* To be done
Repeat exactly each line of the data provided below.

-- Start of Records for the task --

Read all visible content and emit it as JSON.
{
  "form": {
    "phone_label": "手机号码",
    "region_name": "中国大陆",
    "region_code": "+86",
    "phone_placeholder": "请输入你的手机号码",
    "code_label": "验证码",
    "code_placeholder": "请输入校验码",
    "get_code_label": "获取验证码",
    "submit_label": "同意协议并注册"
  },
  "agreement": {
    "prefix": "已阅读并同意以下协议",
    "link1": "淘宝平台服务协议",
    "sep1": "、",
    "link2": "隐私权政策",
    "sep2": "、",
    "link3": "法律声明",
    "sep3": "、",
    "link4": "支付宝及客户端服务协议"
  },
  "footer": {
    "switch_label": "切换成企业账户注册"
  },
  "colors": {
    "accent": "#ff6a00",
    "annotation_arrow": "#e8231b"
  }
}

-- End of Records for the task --

* Worked solution
Read all visible content and emit it as JSON.
{
  "form": {
    "phone_label": "手机号码",
    "region_name": "中国大陆",
    "region_code": "+86",
    "phone_placeholder": "请输入你的手机号码",
    "code_label": "验证码",
    "code_placeholder": "请输入校验码",
    "get_code_label": "获取验证码",
    "submit_label": "同意协议并注册"
  },
  "agreement": {
    "prefix": "已阅读并同意以下协议",
    "link1": "淘宝平台服务协议",
    "sep1": "、",
    "link2": "隐私权政策",
    "sep2": "、",
    "link3": "法律声明",
    "sep3": "、",
    "link4": "支付宝及客户端服务协议"
  },
  "footer": {
    "switch_label": "切换成企业账户注册"
  },
  "colors": {
    "accent": "#ff6a00",
    "annotation_arrow": "#e8231b"
  }
}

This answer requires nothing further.